[WHAT IS REQUIRED]: Will you extract the entries word for word? Images should not appear in the copy.

[DATASET RECORDS]:

******

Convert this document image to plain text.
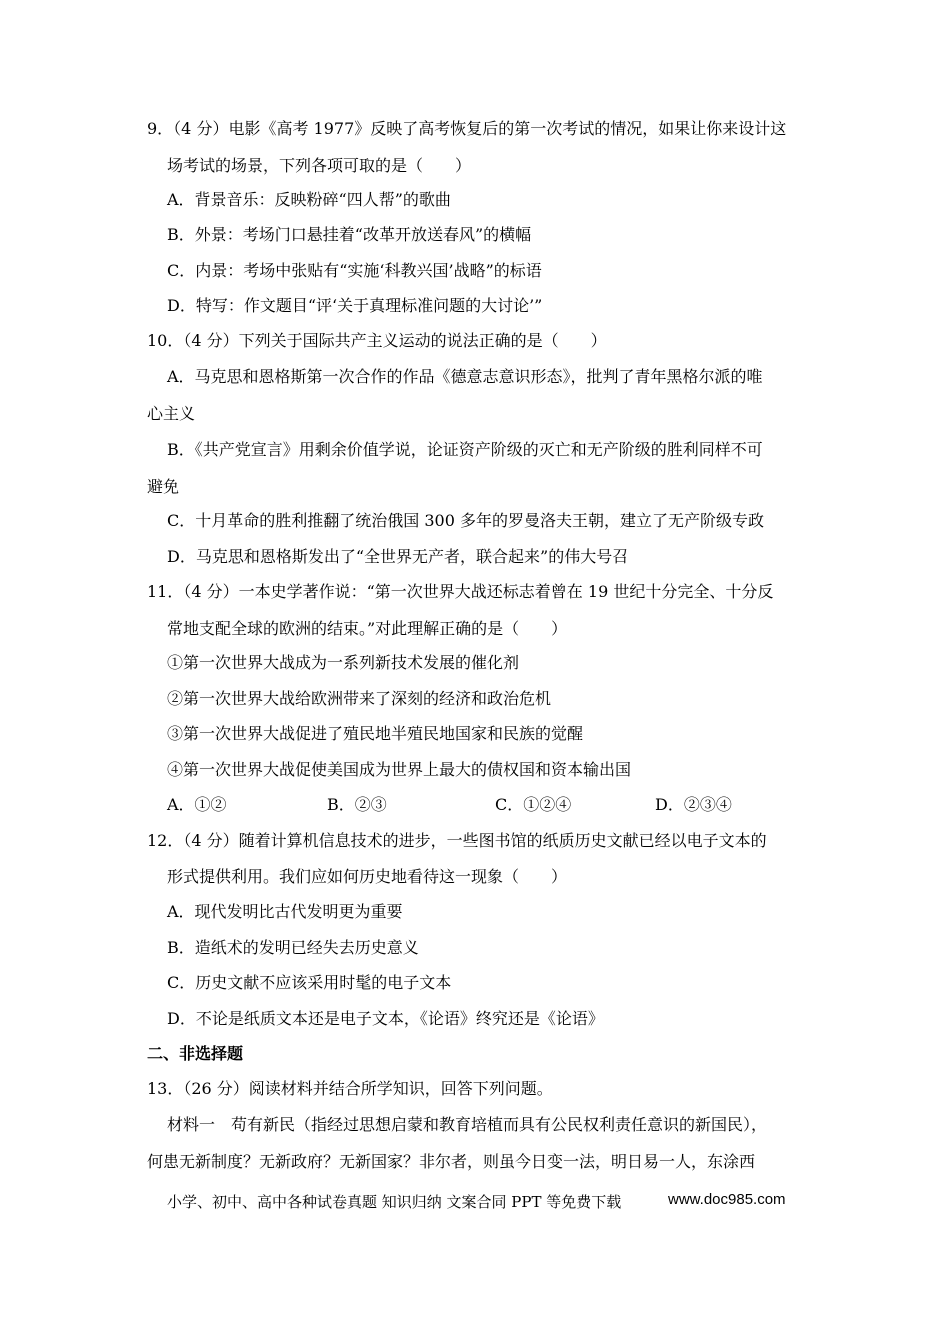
9．（4 分）电影《高考 1977》反映了高考恢复后的第一次考试的情况，如果让你来设计这
场考试的场景，下列各项可取的是（　　）
A．背景音乐：反映粉碎“四人帮”的歌曲
B．外景：考场门口悬挂着“改革开放送春风”的横幅
C．内景：考场中张贴有“实施‘科教兴国’战略”的标语
D．特写：作文题目“评‘关于真理标准问题的大讨论’”
10．（4 分）下列关于国际共产主义运动的说法正确的是（　　）
A．马克思和恩格斯第一次合作的作品《德意志意识形态》，批判了青年黑格尔派的唯
心主义
B．《共产党宣言》用剩余价值学说，论证资产阶级的灭亡和无产阶级的胜利同样不可
避免
C．十月革命的胜利推翻了统治俄国 300 多年的罗曼洛夫王朝，建立了无产阶级专政
D．马克思和恩格斯发出了“全世界无产者，联合起来”的伟大号召
11．（4 分）一本史学著作说：“第一次世界大战还标志着曾在 19 世纪十分完全、十分反
常地支配全球的欧洲的结束。”对此理解正确的是（　　）
①第一次世界大战成为一系列新技术发展的催化剂
②第一次世界大战给欧洲带来了深刻的经济和政治危机
③第一次世界大战促进了殖民地半殖民地国家和民族的觉醒
④第一次世界大战促使美国成为世界上最大的债权国和资本输出国
A．①②	B．②③	C．①②④	D．②③④
12．（4 分）随着计算机信息技术的进步，一些图书馆的纸质历史文献已经以电子文本的
形式提供利用。我们应如何历史地看待这一现象（　　）
A．现代发明比古代发明更为重要
B．造纸术的发明已经失去历史意义
C．历史文献不应该采用时髦的电子文本
D．不论是纸质文本还是电子文本，《论语》终究还是《论语》
二、非选择题
13．（26 分）阅读材料并结合所学知识，回答下列问题。
材料一　苟有新民（指经过思想启蒙和教育培植而具有公民权利责任意识的新国民），
何患无新制度？无新政府？无新国家？非尔者，则虽今日变一法，明日易一人，东涂西
小学、初中、高中各种试卷真题 知识归纳 文案合同 PPT 等免费下载	www.doc985.com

******

[TASK SOLUTION]:
Convert this document image to plain text.
9．（4 分）电影《高考 1977》反映了高考恢复后的第一次考试的情况，如果让你来设计这
场考试的场景，下列各项可取的是（　　）
A．背景音乐：反映粉碎“四人帮”的歌曲
B．外景：考场门口悬挂着“改革开放送春风”的横幅
C．内景：考场中张贴有“实施‘科教兴国’战略”的标语
D．特写：作文题目“评‘关于真理标准问题的大讨论’”
10．（4 分）下列关于国际共产主义运动的说法正确的是（　　）
A．马克思和恩格斯第一次合作的作品《德意志意识形态》，批判了青年黑格尔派的唯
心主义
B．《共产党宣言》用剩余价值学说，论证资产阶级的灭亡和无产阶级的胜利同样不可
避免
C．十月革命的胜利推翻了统治俄国 300 多年的罗曼洛夫王朝，建立了无产阶级专政
D．马克思和恩格斯发出了“全世界无产者，联合起来”的伟大号召
11．（4 分）一本史学著作说：“第一次世界大战还标志着曾在 19 世纪十分完全、十分反
常地支配全球的欧洲的结束。”对此理解正确的是（　　）
①第一次世界大战成为一系列新技术发展的催化剂
②第一次世界大战给欧洲带来了深刻的经济和政治危机
③第一次世界大战促进了殖民地半殖民地国家和民族的觉醒
④第一次世界大战促使美国成为世界上最大的债权国和资本输出国
A．①②	B．②③	C．①②④	D．②③④
12．（4 分）随着计算机信息技术的进步，一些图书馆的纸质历史文献已经以电子文本的
形式提供利用。我们应如何历史地看待这一现象（　　）
A．现代发明比古代发明更为重要
B．造纸术的发明已经失去历史意义
C．历史文献不应该采用时髦的电子文本
D．不论是纸质文本还是电子文本，《论语》终究还是《论语》
二、非选择题
13．（26 分）阅读材料并结合所学知识，回答下列问题。
材料一　苟有新民（指经过思想启蒙和教育培植而具有公民权利责任意识的新国民），
何患无新制度？无新政府？无新国家？非尔者，则虽今日变一法，明日易一人，东涂西
小学、初中、高中各种试卷真题 知识归纳 文案合同 PPT 等免费下载	www.doc985.com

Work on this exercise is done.